### GOAL
Out of the lines in this data, how many include "prívodnú"? Give the number and nothing else.

[begin INPUT DATA]

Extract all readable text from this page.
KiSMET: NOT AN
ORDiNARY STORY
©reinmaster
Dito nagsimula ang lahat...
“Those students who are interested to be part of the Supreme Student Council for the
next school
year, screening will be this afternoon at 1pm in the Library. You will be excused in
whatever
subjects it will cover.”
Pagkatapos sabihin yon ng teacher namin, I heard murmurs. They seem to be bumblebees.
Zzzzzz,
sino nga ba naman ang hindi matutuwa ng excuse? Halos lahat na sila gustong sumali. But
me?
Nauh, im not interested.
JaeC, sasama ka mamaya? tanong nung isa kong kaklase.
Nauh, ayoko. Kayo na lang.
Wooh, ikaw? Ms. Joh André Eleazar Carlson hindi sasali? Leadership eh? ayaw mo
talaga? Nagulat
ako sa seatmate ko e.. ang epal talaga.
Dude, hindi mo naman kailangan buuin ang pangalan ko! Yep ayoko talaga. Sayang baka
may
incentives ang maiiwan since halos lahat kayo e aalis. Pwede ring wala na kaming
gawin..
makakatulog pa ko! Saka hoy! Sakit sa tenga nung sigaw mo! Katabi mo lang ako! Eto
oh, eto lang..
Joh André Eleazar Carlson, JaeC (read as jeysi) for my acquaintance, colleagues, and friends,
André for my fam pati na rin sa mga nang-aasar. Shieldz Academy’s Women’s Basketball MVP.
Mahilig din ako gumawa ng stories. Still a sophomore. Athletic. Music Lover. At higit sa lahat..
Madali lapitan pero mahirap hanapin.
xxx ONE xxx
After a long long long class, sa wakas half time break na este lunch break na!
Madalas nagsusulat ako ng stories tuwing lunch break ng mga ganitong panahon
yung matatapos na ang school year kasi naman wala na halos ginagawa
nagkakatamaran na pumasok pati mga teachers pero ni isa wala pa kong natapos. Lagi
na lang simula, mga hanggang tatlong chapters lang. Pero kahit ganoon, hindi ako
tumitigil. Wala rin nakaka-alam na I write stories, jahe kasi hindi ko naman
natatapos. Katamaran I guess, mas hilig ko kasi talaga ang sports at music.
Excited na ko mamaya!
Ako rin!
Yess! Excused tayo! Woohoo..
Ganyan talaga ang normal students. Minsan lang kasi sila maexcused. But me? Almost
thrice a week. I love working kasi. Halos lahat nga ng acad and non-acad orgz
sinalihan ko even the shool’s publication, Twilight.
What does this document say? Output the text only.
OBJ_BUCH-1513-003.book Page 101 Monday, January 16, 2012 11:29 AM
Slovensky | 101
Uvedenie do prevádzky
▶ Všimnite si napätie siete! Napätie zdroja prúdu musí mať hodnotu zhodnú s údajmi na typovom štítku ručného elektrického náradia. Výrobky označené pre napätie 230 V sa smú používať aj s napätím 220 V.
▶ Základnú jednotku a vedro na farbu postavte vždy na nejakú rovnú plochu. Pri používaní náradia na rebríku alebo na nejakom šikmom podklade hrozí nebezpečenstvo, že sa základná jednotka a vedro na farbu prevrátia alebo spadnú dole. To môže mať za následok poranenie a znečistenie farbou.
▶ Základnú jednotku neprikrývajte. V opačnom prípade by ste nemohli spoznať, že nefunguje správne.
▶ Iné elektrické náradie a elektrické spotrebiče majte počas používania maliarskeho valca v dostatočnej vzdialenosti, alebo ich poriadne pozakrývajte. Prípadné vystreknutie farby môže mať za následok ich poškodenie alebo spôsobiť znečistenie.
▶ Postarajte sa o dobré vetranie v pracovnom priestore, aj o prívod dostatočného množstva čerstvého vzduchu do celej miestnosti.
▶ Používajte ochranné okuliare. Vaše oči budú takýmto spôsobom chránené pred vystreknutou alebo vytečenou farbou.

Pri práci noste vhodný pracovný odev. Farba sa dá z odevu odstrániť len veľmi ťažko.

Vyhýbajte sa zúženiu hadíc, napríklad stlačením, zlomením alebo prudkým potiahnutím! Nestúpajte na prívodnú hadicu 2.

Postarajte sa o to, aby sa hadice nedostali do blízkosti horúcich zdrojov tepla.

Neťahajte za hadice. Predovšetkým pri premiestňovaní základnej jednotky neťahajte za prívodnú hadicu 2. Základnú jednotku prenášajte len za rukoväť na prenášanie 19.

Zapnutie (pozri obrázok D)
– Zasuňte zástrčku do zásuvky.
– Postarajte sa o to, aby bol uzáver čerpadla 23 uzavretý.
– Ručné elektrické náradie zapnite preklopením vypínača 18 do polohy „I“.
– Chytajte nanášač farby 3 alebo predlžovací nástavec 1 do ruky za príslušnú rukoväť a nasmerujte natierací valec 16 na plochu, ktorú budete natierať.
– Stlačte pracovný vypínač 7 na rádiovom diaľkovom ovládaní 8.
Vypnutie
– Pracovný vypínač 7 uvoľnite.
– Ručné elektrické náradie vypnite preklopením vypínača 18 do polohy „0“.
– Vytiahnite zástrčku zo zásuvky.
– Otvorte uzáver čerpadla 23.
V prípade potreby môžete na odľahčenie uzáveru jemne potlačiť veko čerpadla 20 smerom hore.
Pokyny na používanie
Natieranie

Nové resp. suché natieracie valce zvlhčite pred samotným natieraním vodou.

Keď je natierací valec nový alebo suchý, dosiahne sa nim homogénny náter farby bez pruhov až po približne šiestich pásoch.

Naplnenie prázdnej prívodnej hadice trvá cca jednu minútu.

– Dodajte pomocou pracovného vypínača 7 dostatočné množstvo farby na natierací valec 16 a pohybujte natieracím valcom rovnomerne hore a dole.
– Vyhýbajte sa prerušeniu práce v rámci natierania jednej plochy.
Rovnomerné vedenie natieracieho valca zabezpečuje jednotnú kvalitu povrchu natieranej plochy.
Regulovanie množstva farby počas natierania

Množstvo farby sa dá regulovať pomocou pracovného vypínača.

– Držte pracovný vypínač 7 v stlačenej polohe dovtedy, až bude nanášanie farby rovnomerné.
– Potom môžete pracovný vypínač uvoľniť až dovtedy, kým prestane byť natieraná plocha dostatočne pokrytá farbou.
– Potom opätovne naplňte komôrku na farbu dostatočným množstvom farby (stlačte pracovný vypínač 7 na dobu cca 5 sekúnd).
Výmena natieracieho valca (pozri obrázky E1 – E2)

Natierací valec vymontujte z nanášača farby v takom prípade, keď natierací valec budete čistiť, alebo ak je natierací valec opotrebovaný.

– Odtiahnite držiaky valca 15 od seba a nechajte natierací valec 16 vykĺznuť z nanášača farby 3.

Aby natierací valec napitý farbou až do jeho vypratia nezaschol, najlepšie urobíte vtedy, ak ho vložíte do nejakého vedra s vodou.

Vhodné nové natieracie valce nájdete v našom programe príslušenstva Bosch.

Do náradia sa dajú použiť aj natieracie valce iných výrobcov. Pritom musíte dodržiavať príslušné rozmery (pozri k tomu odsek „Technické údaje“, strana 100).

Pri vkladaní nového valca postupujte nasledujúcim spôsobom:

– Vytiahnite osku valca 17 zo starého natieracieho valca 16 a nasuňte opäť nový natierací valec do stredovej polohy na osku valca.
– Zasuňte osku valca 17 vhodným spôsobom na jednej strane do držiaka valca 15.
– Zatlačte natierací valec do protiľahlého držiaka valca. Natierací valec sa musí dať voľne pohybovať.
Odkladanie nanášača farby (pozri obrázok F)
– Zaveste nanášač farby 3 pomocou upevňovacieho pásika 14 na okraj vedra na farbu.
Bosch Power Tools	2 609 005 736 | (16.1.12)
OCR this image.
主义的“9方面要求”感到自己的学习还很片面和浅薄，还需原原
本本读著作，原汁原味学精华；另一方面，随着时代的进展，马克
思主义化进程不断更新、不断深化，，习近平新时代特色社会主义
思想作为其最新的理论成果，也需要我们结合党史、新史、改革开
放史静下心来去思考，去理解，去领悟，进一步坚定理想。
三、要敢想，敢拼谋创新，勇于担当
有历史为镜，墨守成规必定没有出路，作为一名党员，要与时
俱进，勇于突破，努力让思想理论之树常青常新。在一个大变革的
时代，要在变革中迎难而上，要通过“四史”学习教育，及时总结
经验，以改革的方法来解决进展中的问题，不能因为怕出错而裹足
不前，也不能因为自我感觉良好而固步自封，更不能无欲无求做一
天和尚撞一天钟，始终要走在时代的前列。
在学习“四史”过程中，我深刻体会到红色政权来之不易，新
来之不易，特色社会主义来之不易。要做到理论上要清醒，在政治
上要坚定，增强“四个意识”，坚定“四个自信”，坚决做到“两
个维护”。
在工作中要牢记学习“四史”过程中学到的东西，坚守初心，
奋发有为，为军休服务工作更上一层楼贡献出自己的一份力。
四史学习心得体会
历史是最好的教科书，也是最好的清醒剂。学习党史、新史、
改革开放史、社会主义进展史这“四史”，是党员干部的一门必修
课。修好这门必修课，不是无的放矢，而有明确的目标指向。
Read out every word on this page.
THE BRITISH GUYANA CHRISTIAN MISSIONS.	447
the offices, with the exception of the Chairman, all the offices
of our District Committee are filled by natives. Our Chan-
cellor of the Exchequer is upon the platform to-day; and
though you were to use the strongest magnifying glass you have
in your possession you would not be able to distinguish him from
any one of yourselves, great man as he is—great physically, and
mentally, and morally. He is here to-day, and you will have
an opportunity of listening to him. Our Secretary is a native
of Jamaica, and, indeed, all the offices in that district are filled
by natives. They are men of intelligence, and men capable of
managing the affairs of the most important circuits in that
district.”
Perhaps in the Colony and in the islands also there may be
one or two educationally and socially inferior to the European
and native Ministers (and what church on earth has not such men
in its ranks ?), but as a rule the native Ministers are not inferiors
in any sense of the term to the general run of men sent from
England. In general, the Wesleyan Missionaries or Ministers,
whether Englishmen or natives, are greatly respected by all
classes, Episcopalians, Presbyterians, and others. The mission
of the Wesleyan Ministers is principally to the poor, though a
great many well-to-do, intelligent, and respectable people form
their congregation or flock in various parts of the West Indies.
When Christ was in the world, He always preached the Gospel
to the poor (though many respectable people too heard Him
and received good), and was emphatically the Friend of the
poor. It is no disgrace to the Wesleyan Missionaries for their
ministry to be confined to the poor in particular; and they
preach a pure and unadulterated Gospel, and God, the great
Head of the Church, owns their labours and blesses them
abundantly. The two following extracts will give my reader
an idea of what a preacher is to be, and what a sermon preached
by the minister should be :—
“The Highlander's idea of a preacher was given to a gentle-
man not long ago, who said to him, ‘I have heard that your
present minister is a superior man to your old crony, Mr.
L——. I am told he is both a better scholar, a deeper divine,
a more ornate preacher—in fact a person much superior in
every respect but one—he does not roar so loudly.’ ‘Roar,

[end INPUT DATA]

### ANSWER TO THIS PROBLEM
2